**Required work:**
Print the data that follows exactly, leaving nothing out.

━━ Data for review ━━

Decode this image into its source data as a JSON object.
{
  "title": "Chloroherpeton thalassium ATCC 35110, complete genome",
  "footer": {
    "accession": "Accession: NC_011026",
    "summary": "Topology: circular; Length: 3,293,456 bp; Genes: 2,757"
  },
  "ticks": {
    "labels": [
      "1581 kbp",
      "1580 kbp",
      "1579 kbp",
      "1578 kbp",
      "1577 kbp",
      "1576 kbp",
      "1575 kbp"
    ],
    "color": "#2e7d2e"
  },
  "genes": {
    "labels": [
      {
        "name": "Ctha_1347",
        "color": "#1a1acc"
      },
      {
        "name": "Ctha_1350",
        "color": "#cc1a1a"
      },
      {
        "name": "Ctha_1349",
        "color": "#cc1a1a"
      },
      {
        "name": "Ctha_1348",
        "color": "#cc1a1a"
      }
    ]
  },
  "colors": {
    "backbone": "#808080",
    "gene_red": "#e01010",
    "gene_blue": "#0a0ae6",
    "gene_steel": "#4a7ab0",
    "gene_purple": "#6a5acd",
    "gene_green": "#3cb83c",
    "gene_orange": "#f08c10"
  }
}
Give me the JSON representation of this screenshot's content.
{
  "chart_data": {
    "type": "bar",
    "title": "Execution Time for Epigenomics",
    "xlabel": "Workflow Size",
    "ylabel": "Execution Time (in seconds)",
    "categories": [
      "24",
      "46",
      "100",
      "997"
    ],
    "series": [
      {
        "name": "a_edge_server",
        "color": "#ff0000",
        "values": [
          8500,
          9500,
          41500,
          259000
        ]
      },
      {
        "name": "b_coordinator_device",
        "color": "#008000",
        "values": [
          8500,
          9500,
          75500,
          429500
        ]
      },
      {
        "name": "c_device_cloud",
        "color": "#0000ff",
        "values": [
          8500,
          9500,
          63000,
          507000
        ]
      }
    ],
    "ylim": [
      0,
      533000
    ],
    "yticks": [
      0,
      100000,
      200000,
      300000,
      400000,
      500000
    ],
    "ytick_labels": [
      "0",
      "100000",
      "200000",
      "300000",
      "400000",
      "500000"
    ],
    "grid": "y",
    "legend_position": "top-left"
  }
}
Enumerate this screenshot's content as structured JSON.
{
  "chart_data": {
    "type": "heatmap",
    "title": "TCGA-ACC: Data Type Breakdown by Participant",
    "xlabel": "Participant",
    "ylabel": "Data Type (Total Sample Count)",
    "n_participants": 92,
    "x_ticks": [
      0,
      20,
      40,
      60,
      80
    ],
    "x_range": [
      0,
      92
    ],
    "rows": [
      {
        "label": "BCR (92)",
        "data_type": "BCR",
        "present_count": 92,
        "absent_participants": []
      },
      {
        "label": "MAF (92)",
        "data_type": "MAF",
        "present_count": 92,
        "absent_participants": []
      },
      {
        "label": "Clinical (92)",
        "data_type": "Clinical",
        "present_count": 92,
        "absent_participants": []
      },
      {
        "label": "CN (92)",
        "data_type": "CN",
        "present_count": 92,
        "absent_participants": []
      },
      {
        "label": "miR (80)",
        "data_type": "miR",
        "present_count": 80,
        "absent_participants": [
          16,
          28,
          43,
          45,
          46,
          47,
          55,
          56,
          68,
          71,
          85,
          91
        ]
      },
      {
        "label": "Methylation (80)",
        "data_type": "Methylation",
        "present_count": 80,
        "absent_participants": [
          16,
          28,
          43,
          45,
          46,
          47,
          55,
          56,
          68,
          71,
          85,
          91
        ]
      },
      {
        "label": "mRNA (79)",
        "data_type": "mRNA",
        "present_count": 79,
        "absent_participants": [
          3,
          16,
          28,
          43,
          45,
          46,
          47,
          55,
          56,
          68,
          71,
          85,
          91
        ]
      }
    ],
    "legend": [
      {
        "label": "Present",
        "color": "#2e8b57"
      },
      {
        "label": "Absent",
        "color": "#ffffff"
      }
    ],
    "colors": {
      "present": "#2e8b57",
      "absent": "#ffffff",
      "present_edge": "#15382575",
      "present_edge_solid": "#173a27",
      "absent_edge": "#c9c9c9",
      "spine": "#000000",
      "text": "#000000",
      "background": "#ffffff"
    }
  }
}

━━━

**Answer to this task:**
Decode this image into its source data as a JSON object.
{
  "title": "Chloroherpeton thalassium ATCC 35110, complete genome",
  "footer": {
    "accession": "Accession: NC_011026",
    "summary": "Topology: circular; Length: 3,293,456 bp; Genes: 2,757"
  },
  "ticks": {
    "labels": [
      "1581 kbp",
      "1580 kbp",
      "1579 kbp",
      "1578 kbp",
      "1577 kbp",
      "1576 kbp",
      "1575 kbp"
    ],
    "color": "#2e7d2e"
  },
  "genes": {
    "labels": [
      {
        "name": "Ctha_1347",
        "color": "#1a1acc"
      },
      {
        "name": "Ctha_1350",
        "color": "#cc1a1a"
      },
      {
        "name": "Ctha_1349",
        "color": "#cc1a1a"
      },
      {
        "name": "Ctha_1348",
        "color": "#cc1a1a"
      }
    ]
  },
  "colors": {
    "backbone": "#808080",
    "gene_red": "#e01010",
    "gene_blue": "#0a0ae6",
    "gene_steel": "#4a7ab0",
    "gene_purple": "#6a5acd",
    "gene_green": "#3cb83c",
    "gene_orange": "#f08c10"
  }
}
Give me the JSON representation of this screenshot's content.
{
  "chart_data": {
    "type": "bar",
    "title": "Execution Time for Epigenomics",
    "xlabel": "Workflow Size",
    "ylabel": "Execution Time (in seconds)",
    "categories": [
      "24",
      "46",
      "100",
      "997"
    ],
    "series": [
      {
        "name": "a_edge_server",
        "color": "#ff0000",
        "values": [
          8500,
          9500,
          41500,
          259000
        ]
      },
      {
        "name": "b_coordinator_device",
        "color": "#008000",
        "values": [
          8500,
          9500,
          75500,
          429500
        ]
      },
      {
        "name": "c_device_cloud",
        "color": "#0000ff",
        "values": [
          8500,
          9500,
          63000,
          507000
        ]
      }
    ],
    "ylim": [
      0,
      533000
    ],
    "yticks": [
      0,
      100000,
      200000,
      300000,
      400000,
      500000
    ],
    "ytick_labels": [
      "0",
      "100000",
      "200000",
      "300000",
      "400000",
      "500000"
    ],
    "grid": "y",
    "legend_position": "top-left"
  }
}
Enumerate this screenshot's content as structured JSON.
{
  "chart_data": {
    "type": "heatmap",
    "title": "TCGA-ACC: Data Type Breakdown by Participant",
    "xlabel": "Participant",
    "ylabel": "Data Type (Total Sample Count)",
    "n_participants": 92,
    "x_ticks": [
      0,
      20,
      40,
      60,
      80
    ],
    "x_range": [
      0,
      92
    ],
    "rows": [
      {
        "label": "BCR (92)",
        "data_type": "BCR",
        "present_count": 92,
        "absent_participants": []
      },
      {
        "label": "MAF (92)",
        "data_type": "MAF",
        "present_count": 92,
        "absent_participants": []
      },
      {
        "label": "Clinical (92)",
        "data_type": "Clinical",
        "present_count": 92,
        "absent_participants": []
      },
      {
        "label": "CN (92)",
        "data_type": "CN",
        "present_count": 92,
        "absent_participants": []
      },
      {
        "label": "miR (80)",
        "data_type": "miR",
        "present_count": 80,
        "absent_participants": [
          16,
          28,
          43,
          45,
          46,
          47,
          55,
          56,
          68,
          71,
          85,
          91
        ]
      },
      {
        "label": "Methylation (80)",
        "data_type": "Methylation",
        "present_count": 80,
        "absent_participants": [
          16,
          28,
          43,
          45,
          46,
          47,
          55,
          56,
          68,
          71,
          85,
          91
        ]
      },
      {
        "label": "mRNA (79)",
        "data_type": "mRNA",
        "present_count": 79,
        "absent_participants": [
          3,
          16,
          28,
          43,
          45,
          46,
          47,
          55,
          56,
          68,
          71,
          85,
          91
        ]
      }
    ],
    "legend": [
      {
        "label": "Present",
        "color": "#2e8b57"
      },
      {
        "label": "Absent",
        "color": "#ffffff"
      }
    ],
    "colors": {
      "present": "#2e8b57",
      "absent": "#ffffff",
      "present_edge": "#15382575",
      "present_edge_solid": "#173a27",
      "absent_edge": "#c9c9c9",
      "spine": "#000000",
      "text": "#000000",
      "background": "#ffffff"
    }
  }
}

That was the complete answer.